• **The request**
Include the line containing "Read all visible content and emit it as JSON." and every line after it up to the end of the material below; reproduce them exactly and drop the pictures.

• **Exercise input**
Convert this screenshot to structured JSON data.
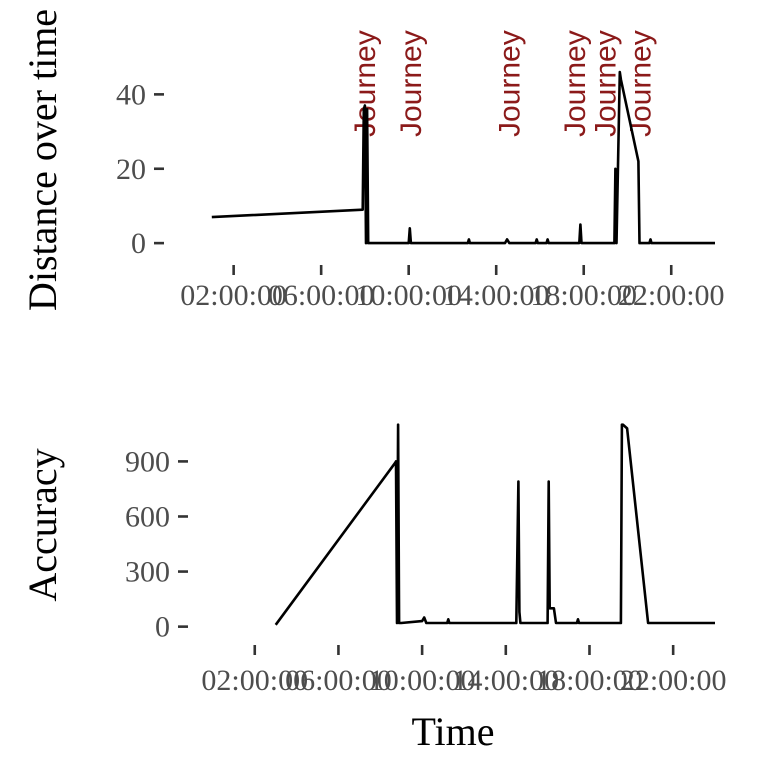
{
  "chart_data": [
    {
      "type": "line",
      "ylabel": "Distance over time",
      "xlabel": "",
      "x_ticks": [
        "02:00:00",
        "06:00:00",
        "10:00:00",
        "14:00:00",
        "18:00:00",
        "22:00:00"
      ],
      "x_tick_hours": [
        2,
        6,
        10,
        14,
        18,
        22
      ],
      "y_ticks": [
        0,
        20,
        40
      ],
      "xlim": [
        -1.0,
        24.0
      ],
      "ylim": [
        -4,
        60
      ],
      "annotation_label": "Journey",
      "annotations_x": [
        8.0,
        10.1,
        14.6,
        17.6,
        19.0,
        20.6
      ],
      "series": [
        {
          "x": [
            1.0,
            7.9,
            7.95,
            8.0,
            8.05,
            8.1,
            8.15,
            10.0,
            10.05,
            10.1,
            12.7,
            12.75,
            12.8,
            14.4,
            14.5,
            14.6,
            15.8,
            15.85,
            15.9,
            16.3,
            16.35,
            16.4,
            17.8,
            17.85,
            17.9,
            19.4,
            19.45,
            19.5,
            19.65,
            19.7,
            20.5,
            20.55,
            20.6,
            21.0,
            21.05,
            21.1,
            24.0
          ],
          "y": [
            7,
            9,
            36,
            37,
            0,
            36,
            0,
            0,
            4,
            0,
            0,
            1,
            0,
            0,
            1,
            0,
            0,
            1,
            0,
            0,
            1,
            0,
            0,
            5,
            0,
            0,
            20,
            0,
            46,
            44,
            22,
            0,
            0,
            0,
            1,
            0,
            0
          ]
        }
      ]
    },
    {
      "type": "line",
      "ylabel": "Accuracy",
      "xlabel": "Time",
      "x_ticks": [
        "02:00:00",
        "06:00:00",
        "10:00:00",
        "14:00:00",
        "18:00:00",
        "22:00:00"
      ],
      "x_tick_hours": [
        2,
        6,
        10,
        14,
        18,
        22
      ],
      "y_ticks": [
        0,
        300,
        600,
        900
      ],
      "xlim": [
        -1.0,
        24.0
      ],
      "ylim": [
        -100,
        1180
      ],
      "series": [
        {
          "x": [
            3.0,
            8.7,
            8.75,
            8.8,
            8.85,
            8.9,
            8.95,
            9.0,
            10.0,
            10.1,
            10.2,
            11.2,
            11.25,
            11.3,
            14.5,
            14.6,
            14.65,
            14.7,
            16.0,
            16.05,
            16.1,
            16.3,
            16.4,
            16.5,
            17.4,
            17.45,
            17.5,
            19.5,
            19.55,
            19.6,
            19.8,
            20.8,
            24.0
          ],
          "y": [
            10,
            890,
            900,
            20,
            1100,
            20,
            20,
            20,
            30,
            50,
            20,
            20,
            40,
            20,
            20,
            790,
            80,
            20,
            20,
            790,
            100,
            100,
            20,
            20,
            20,
            40,
            20,
            20,
            1100,
            1100,
            1080,
            20,
            20
          ]
        }
      ]
    }
  ]
}
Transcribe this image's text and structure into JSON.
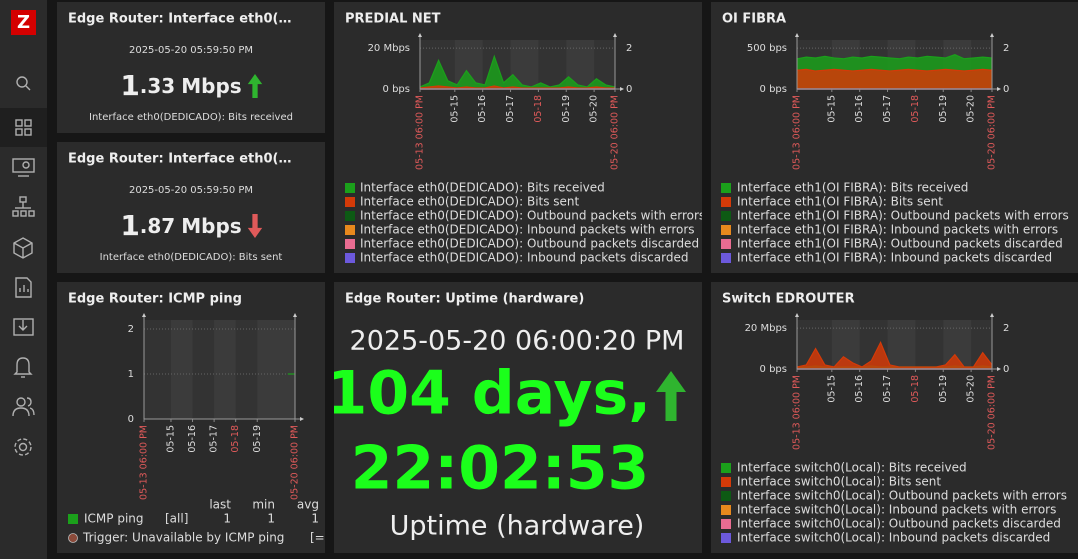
{
  "sidebar": {
    "logo": "Z"
  },
  "widgets": {
    "rx": {
      "title": "Edge Router: Interface eth0(…",
      "time": "2025-05-20 05:59:50 PM",
      "value_int": "1",
      "value_frac": ".33",
      "units": "Mbps",
      "trend_color": "#2fb52f",
      "trend": "up",
      "description": "Interface eth0(DEDICADO): Bits received"
    },
    "tx": {
      "title": "Edge Router: Interface eth0(…",
      "time": "2025-05-20 05:59:50 PM",
      "value_int": "1",
      "value_frac": ".87",
      "units": "Mbps",
      "trend_color": "#e05a5a",
      "trend": "down",
      "description": "Interface eth0(DEDICADO): Bits sent"
    },
    "icmp": {
      "title": "Edge Router: ICMP ping",
      "chart_data": {
        "type": "line",
        "x": [
          0,
          8,
          16,
          24,
          32,
          40,
          48,
          56,
          64,
          72,
          80,
          88,
          96,
          104,
          112,
          120,
          128,
          136,
          144,
          152,
          160,
          168
        ],
        "xlim": [
          0,
          168
        ],
        "xticks": [
          {
            "value": 0,
            "label": "05-13 06:00 PM"
          },
          {
            "value": 30,
            "label": "05-15"
          },
          {
            "value": 54,
            "label": "05-16"
          },
          {
            "value": 78,
            "label": "05-17"
          },
          {
            "value": 102,
            "label": "05-18"
          },
          {
            "value": 126,
            "label": "05-19"
          },
          {
            "value": 168,
            "label": "05-20 06:00 PM"
          }
        ],
        "xtick_colors": [
          "#e05a5a",
          "#dddddd",
          "#dddddd",
          "#dddddd",
          "#e05a5a",
          "#dddddd",
          "#e05a5a"
        ],
        "ylim": [
          0,
          2.2
        ],
        "yticks": [
          0,
          1,
          2
        ],
        "grid": true,
        "series": [
          {
            "name": "ICMP ping",
            "color": "#1ba01b",
            "values": [
              null,
              null,
              null,
              null,
              null,
              null,
              null,
              null,
              null,
              null,
              null,
              null,
              null,
              null,
              null,
              null,
              null,
              null,
              null,
              null,
              1,
              1
            ]
          }
        ]
      },
      "legend_table": {
        "headers": [
          "last",
          "min",
          "avg"
        ],
        "rows": [
          [
            "ICMP ping",
            "[all]",
            1,
            1,
            1
          ]
        ]
      },
      "trigger": {
        "name": "Trigger: Unavailable by ICMP ping",
        "cond": "[="
      }
    },
    "predial": {
      "title": "PREDIAL NET",
      "chart_data": {
        "type": "area",
        "x": [
          0,
          8,
          16,
          24,
          32,
          40,
          48,
          56,
          64,
          72,
          80,
          88,
          96,
          104,
          112,
          120,
          128,
          136,
          144,
          152,
          160,
          168
        ],
        "xlim": [
          0,
          168
        ],
        "xticks": [
          {
            "value": 0,
            "label": "05-13 06:00 PM"
          },
          {
            "value": 30,
            "label": "05-15"
          },
          {
            "value": 54,
            "label": "05-16"
          },
          {
            "value": 78,
            "label": "05-17"
          },
          {
            "value": 102,
            "label": "05-18"
          },
          {
            "value": 126,
            "label": "05-19"
          },
          {
            "value": 150,
            "label": "05-20"
          },
          {
            "value": 168,
            "label": "05-20 06:00 PM"
          }
        ],
        "xtick_colors": [
          "#e05a5a",
          "#dddddd",
          "#dddddd",
          "#dddddd",
          "#e05a5a",
          "#dddddd",
          "#dddddd",
          "#e05a5a"
        ],
        "ylim": [
          0,
          24
        ],
        "yticks": [
          {
            "value": 0,
            "label": "0 bps"
          },
          {
            "value": 20,
            "label": "20 Mbps"
          }
        ],
        "y2lim": [
          0,
          2.4
        ],
        "y2ticks": [
          0,
          2
        ],
        "grid": true,
        "series": [
          {
            "name": "Interface eth0(DEDICADO): Bits received",
            "color": "#1ba01b",
            "values": [
              1,
              3,
              14,
              4,
              2,
              9,
              3,
              2,
              16,
              3,
              7,
              2,
              1,
              3,
              1,
              2,
              6,
              2,
              1,
              5,
              2,
              1
            ]
          },
          {
            "name": "Interface eth0(DEDICADO): Bits sent",
            "color": "#d43a08",
            "values": [
              0.5,
              1,
              1.5,
              1,
              0.5,
              1,
              0.5,
              0.5,
              1.5,
              0.5,
              1,
              0.5,
              0.5,
              0.5,
              0.5,
              0.5,
              1,
              0.5,
              0.5,
              1,
              0.5,
              0.5
            ]
          },
          {
            "name": "Interface eth0(DEDICADO): Outbound packets with errors",
            "color": "#0d5a14",
            "axis": "y2",
            "values": [
              0,
              0,
              0,
              0,
              0,
              0,
              0,
              0,
              0,
              0,
              0,
              0,
              0,
              0,
              0,
              0,
              0,
              0,
              0,
              0,
              0,
              0
            ]
          },
          {
            "name": "Interface eth0(DEDICADO): Inbound packets with errors",
            "color": "#e8891d",
            "axis": "y2",
            "values": [
              0,
              0,
              0,
              0,
              0,
              0,
              0,
              0,
              0,
              0,
              0,
              0,
              0,
              0,
              0,
              0,
              0,
              0,
              0,
              0,
              0,
              0
            ]
          },
          {
            "name": "Interface eth0(DEDICADO): Outbound packets discarded",
            "color": "#e96c91",
            "axis": "y2",
            "values": [
              0,
              0,
              0,
              0,
              0,
              0,
              0,
              0,
              0,
              0,
              0,
              0,
              0,
              0,
              0,
              0,
              0,
              0,
              0,
              0,
              0,
              0
            ]
          },
          {
            "name": "Interface eth0(DEDICADO): Inbound packets discarded",
            "color": "#6c59dc",
            "axis": "y2",
            "values": [
              0,
              0,
              0,
              0,
              0,
              0,
              0,
              0,
              0,
              0,
              0,
              0,
              0,
              0,
              0,
              0,
              0,
              0,
              0,
              0,
              0,
              0
            ]
          }
        ]
      }
    },
    "uptime": {
      "title": "Edge Router: Uptime (hardware)",
      "time": "2025-05-20 06:00:20 PM",
      "days": "104 days,",
      "clock": "22:02:53",
      "description": "Uptime (hardware)",
      "trend": "up",
      "trend_color": "#2fb52f"
    },
    "oifibra": {
      "title": "OI FIBRA",
      "chart_data": {
        "type": "area",
        "x": [
          0,
          8,
          16,
          24,
          32,
          40,
          48,
          56,
          64,
          72,
          80,
          88,
          96,
          104,
          112,
          120,
          128,
          136,
          144,
          152,
          160,
          168
        ],
        "xlim": [
          0,
          168
        ],
        "xticks": [
          {
            "value": 0,
            "label": "05-13 06:00 PM"
          },
          {
            "value": 30,
            "label": "05-15"
          },
          {
            "value": 54,
            "label": "05-16"
          },
          {
            "value": 78,
            "label": "05-17"
          },
          {
            "value": 102,
            "label": "05-18"
          },
          {
            "value": 126,
            "label": "05-19"
          },
          {
            "value": 150,
            "label": "05-20"
          },
          {
            "value": 168,
            "label": "05-20 06:00 PM"
          }
        ],
        "xtick_colors": [
          "#e05a5a",
          "#dddddd",
          "#dddddd",
          "#dddddd",
          "#e05a5a",
          "#dddddd",
          "#dddddd",
          "#e05a5a"
        ],
        "ylim": [
          0,
          600
        ],
        "yticks": [
          {
            "value": 0,
            "label": "0 bps"
          },
          {
            "value": 500,
            "label": "500 bps"
          }
        ],
        "y2lim": [
          0,
          2.4
        ],
        "y2ticks": [
          0,
          2
        ],
        "grid": true,
        "series": [
          {
            "name": "Interface eth1(OI FIBRA): Bits received",
            "color": "#1ba01b",
            "values": [
              370,
              390,
              380,
              400,
              380,
              370,
              390,
              380,
              400,
              390,
              380,
              370,
              390,
              380,
              400,
              390,
              380,
              420,
              370,
              380,
              390,
              380
            ]
          },
          {
            "name": "Interface eth1(OI FIBRA): Bits sent",
            "color": "#d43a08",
            "values": [
              230,
              240,
              220,
              230,
              240,
              230,
              220,
              230,
              240,
              230,
              220,
              230,
              240,
              230,
              220,
              230,
              240,
              230,
              220,
              230,
              240,
              230
            ]
          },
          {
            "name": "Interface eth1(OI FIBRA): Outbound packets with errors",
            "color": "#0d5a14",
            "axis": "y2",
            "values": [
              0,
              0,
              0,
              0,
              0,
              0,
              0,
              0,
              0,
              0,
              0,
              0,
              0,
              0,
              0,
              0,
              0,
              0,
              0,
              0,
              0,
              0
            ]
          },
          {
            "name": "Interface eth1(OI FIBRA): Inbound packets with errors",
            "color": "#e8891d",
            "axis": "y2",
            "values": [
              0,
              0,
              0,
              0,
              0,
              0,
              0,
              0,
              0,
              0,
              0,
              0,
              0,
              0,
              0,
              0,
              0,
              0,
              0,
              0,
              0,
              0
            ]
          },
          {
            "name": "Interface eth1(OI FIBRA): Outbound packets discarded",
            "color": "#e96c91",
            "axis": "y2",
            "values": [
              0,
              0,
              0,
              0,
              0,
              0,
              0,
              0,
              0,
              0,
              0,
              0,
              0,
              0,
              0,
              0,
              0,
              0,
              0,
              0,
              0,
              0
            ]
          },
          {
            "name": "Interface eth1(OI FIBRA): Inbound packets discarded",
            "color": "#6c59dc",
            "axis": "y2",
            "values": [
              0,
              0,
              0,
              0,
              0,
              0,
              0,
              0,
              0,
              0,
              0,
              0,
              0,
              0,
              0,
              0,
              0,
              0,
              0,
              0,
              0,
              0
            ]
          }
        ]
      }
    },
    "switch": {
      "title": "Switch EDROUTER",
      "chart_data": {
        "type": "area",
        "x": [
          0,
          8,
          16,
          24,
          32,
          40,
          48,
          56,
          64,
          72,
          80,
          88,
          96,
          104,
          112,
          120,
          128,
          136,
          144,
          152,
          160,
          168
        ],
        "xlim": [
          0,
          168
        ],
        "xticks": [
          {
            "value": 0,
            "label": "05-13 06:00 PM"
          },
          {
            "value": 30,
            "label": "05-15"
          },
          {
            "value": 54,
            "label": "05-16"
          },
          {
            "value": 78,
            "label": "05-17"
          },
          {
            "value": 102,
            "label": "05-18"
          },
          {
            "value": 126,
            "label": "05-19"
          },
          {
            "value": 150,
            "label": "05-20"
          },
          {
            "value": 168,
            "label": "05-20 06:00 PM"
          }
        ],
        "xtick_colors": [
          "#e05a5a",
          "#dddddd",
          "#dddddd",
          "#dddddd",
          "#e05a5a",
          "#dddddd",
          "#dddddd",
          "#e05a5a"
        ],
        "ylim": [
          0,
          24
        ],
        "yticks": [
          {
            "value": 0,
            "label": "0 bps"
          },
          {
            "value": 20,
            "label": "20 Mbps"
          }
        ],
        "y2lim": [
          0,
          2.4
        ],
        "y2ticks": [
          0,
          2
        ],
        "grid": true,
        "series": [
          {
            "name": "Interface switch0(Local): Bits received",
            "color": "#1ba01b",
            "values": [
              1,
              1,
              1.5,
              1,
              1,
              1,
              1,
              1,
              1.5,
              1,
              1,
              1,
              1,
              1,
              1,
              1,
              1,
              1.5,
              1,
              1,
              1.5,
              1
            ]
          },
          {
            "name": "Interface switch0(Local): Bits sent",
            "color": "#d43a08",
            "values": [
              1,
              2,
              10,
              2,
              1,
              6,
              3,
              1,
              4,
              13,
              2,
              1,
              1,
              1,
              1,
              1,
              2,
              7,
              1,
              1,
              8,
              2
            ]
          },
          {
            "name": "Interface switch0(Local): Outbound packets with errors",
            "color": "#0d5a14",
            "axis": "y2",
            "values": [
              0,
              0,
              0,
              0,
              0,
              0,
              0,
              0,
              0,
              0,
              0,
              0,
              0,
              0,
              0,
              0,
              0,
              0,
              0,
              0,
              0,
              0
            ]
          },
          {
            "name": "Interface switch0(Local): Inbound packets with errors",
            "color": "#e8891d",
            "axis": "y2",
            "values": [
              0,
              0,
              0,
              0,
              0,
              0,
              0,
              0,
              0,
              0,
              0,
              0,
              0,
              0,
              0,
              0,
              0,
              0,
              0,
              0,
              0,
              0
            ]
          },
          {
            "name": "Interface switch0(Local): Outbound packets discarded",
            "color": "#e96c91",
            "axis": "y2",
            "values": [
              0,
              0,
              0,
              0,
              0,
              0,
              0,
              0,
              0,
              0,
              0,
              0,
              0,
              0,
              0,
              0,
              0,
              0,
              0,
              0,
              0,
              0
            ]
          },
          {
            "name": "Interface switch0(Local): Inbound packets discarded",
            "color": "#6c59dc",
            "axis": "y2",
            "values": [
              0,
              0,
              0,
              0,
              0,
              0,
              0,
              0,
              0,
              0,
              0,
              0,
              0,
              0,
              0,
              0,
              0,
              0,
              0,
              0,
              0,
              0
            ]
          }
        ]
      }
    }
  }
}
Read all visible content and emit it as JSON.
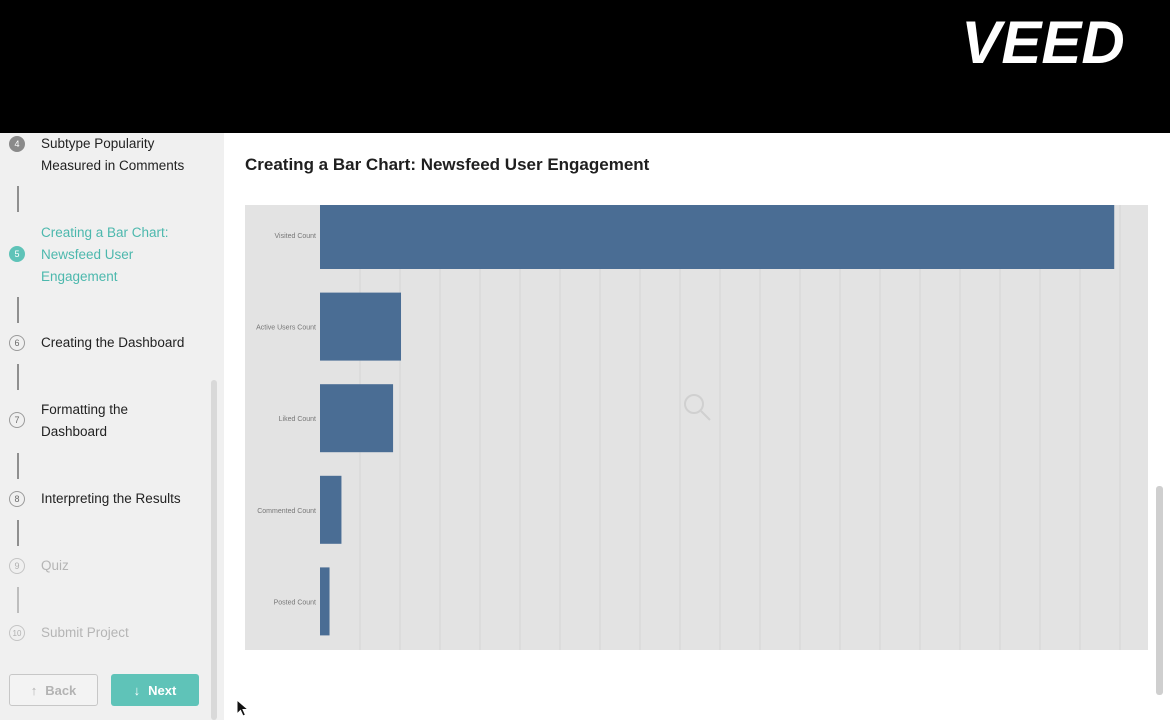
{
  "header": {
    "logo_text": "VEED"
  },
  "sidebar": {
    "steps": [
      {
        "number": "4",
        "label": "Subtype Popularity Measured in Comments",
        "state": "done"
      },
      {
        "number": "5",
        "label": "Creating a Bar Chart: Newsfeed User Engagement",
        "state": "active"
      },
      {
        "number": "6",
        "label": "Creating the Dashboard",
        "state": "todo"
      },
      {
        "number": "7",
        "label": "Formatting the Dashboard",
        "state": "todo"
      },
      {
        "number": "8",
        "label": "Interpreting the Results",
        "state": "todo"
      },
      {
        "number": "9",
        "label": "Quiz",
        "state": "locked"
      },
      {
        "number": "10",
        "label": "Submit Project",
        "state": "locked"
      }
    ],
    "back_label": "Back",
    "next_label": "Next",
    "back_icon": "arrow-up-icon",
    "next_icon": "arrow-down-icon"
  },
  "main": {
    "title": "Creating a Bar Chart: Newsfeed User Engagement"
  },
  "colors": {
    "accent": "#5fc3b8",
    "bar": "#4a6d94",
    "chart_bg": "#e3e3e3"
  },
  "chart_data": {
    "type": "bar",
    "orientation": "horizontal",
    "categories": [
      "Visited Count",
      "Active Users Count",
      "Liked Count",
      "Commented Count",
      "Posted Count"
    ],
    "values": [
      100,
      10.2,
      9.2,
      2.7,
      1.2
    ],
    "xlim": [
      0,
      104
    ],
    "grid": true,
    "title": "",
    "xlabel": "",
    "ylabel": ""
  }
}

• **Correct result**
Read all visible content and emit it as JSON.
{
  "header": {
    "logo_text": "VEED"
  },
  "sidebar": {
    "steps": [
      {
        "number": "4",
        "label": "Subtype Popularity Measured in Comments",
        "state": "done"
      },
      {
        "number": "5",
        "label": "Creating a Bar Chart: Newsfeed User Engagement",
        "state": "active"
      },
      {
        "number": "6",
        "label": "Creating the Dashboard",
        "state": "todo"
      },
      {
        "number": "7",
        "label": "Formatting the Dashboard",
        "state": "todo"
      },
      {
        "number": "8",
        "label": "Interpreting the Results",
        "state": "todo"
      },
      {
        "number": "9",
        "label": "Quiz",
        "state": "locked"
      },
      {
        "number": "10",
        "label": "Submit Project",
        "state": "locked"
      }
    ],
    "back_label": "Back",
    "next_label": "Next",
    "back_icon": "arrow-up-icon",
    "next_icon": "arrow-down-icon"
  },
  "main": {
    "title": "Creating a Bar Chart: Newsfeed User Engagement"
  },
  "colors": {
    "accent": "#5fc3b8",
    "bar": "#4a6d94",
    "chart_bg": "#e3e3e3"
  },
  "chart_data": {
    "type": "bar",
    "orientation": "horizontal",
    "categories": [
      "Visited Count",
      "Active Users Count",
      "Liked Count",
      "Commented Count",
      "Posted Count"
    ],
    "values": [
      100,
      10.2,
      9.2,
      2.7,
      1.2
    ],
    "xlim": [
      0,
      104
    ],
    "grid": true,
    "title": "",
    "xlabel": "",
    "ylabel": ""
  }
}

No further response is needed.